Wherever the string "рамке" appears in a line, extract that line.

━━ MATERIAL TO PROCESS ━━

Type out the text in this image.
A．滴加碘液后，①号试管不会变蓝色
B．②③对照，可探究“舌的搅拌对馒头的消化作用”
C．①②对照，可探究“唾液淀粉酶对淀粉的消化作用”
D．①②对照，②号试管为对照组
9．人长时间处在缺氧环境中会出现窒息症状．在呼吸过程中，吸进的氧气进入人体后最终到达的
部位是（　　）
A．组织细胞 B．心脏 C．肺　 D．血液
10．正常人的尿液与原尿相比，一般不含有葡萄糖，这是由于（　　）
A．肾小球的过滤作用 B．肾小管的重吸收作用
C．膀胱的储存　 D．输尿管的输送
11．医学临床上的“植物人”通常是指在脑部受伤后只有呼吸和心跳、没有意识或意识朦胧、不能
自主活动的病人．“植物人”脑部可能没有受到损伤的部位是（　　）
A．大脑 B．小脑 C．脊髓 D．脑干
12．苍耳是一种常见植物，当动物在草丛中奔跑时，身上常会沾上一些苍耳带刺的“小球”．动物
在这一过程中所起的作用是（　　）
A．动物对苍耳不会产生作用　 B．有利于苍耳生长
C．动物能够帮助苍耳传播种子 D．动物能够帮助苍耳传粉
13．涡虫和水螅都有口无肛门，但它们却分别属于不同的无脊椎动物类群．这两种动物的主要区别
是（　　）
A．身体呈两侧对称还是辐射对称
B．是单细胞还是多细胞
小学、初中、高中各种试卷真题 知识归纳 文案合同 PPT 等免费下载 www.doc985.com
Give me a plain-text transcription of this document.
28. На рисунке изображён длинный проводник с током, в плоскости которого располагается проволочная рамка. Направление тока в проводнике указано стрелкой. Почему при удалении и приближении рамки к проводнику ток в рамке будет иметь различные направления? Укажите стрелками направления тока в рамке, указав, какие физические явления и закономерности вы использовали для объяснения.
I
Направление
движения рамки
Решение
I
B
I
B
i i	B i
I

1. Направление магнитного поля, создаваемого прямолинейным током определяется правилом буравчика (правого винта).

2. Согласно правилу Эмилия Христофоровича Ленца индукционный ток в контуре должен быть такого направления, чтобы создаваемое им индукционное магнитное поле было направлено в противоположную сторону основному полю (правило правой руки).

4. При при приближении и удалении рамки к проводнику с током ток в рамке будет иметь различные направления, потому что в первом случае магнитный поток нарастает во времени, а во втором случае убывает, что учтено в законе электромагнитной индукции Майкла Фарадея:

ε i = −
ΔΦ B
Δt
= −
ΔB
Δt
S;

━━━

TASK SOLUTION:
28. На рисунке изображён длинный проводник с током, в плоскости которого располагается проволочная рамка. Направление тока в проводнике указано стрелкой. Почему при удалении и приближении рамки к проводнику ток в рамке будет иметь различные направления? Укажите стрелками направления тока в рамке, указав, какие физические явления и закономерности вы использовали для объяснения.
4. При при приближении и удалении рамки к проводнику с током ток в рамке будет иметь различные направления, потому что в первом случае магнитный поток нарастает во времени, а во втором случае убывает, что учтено в законе электромагнитной индукции Майкла Фарадея:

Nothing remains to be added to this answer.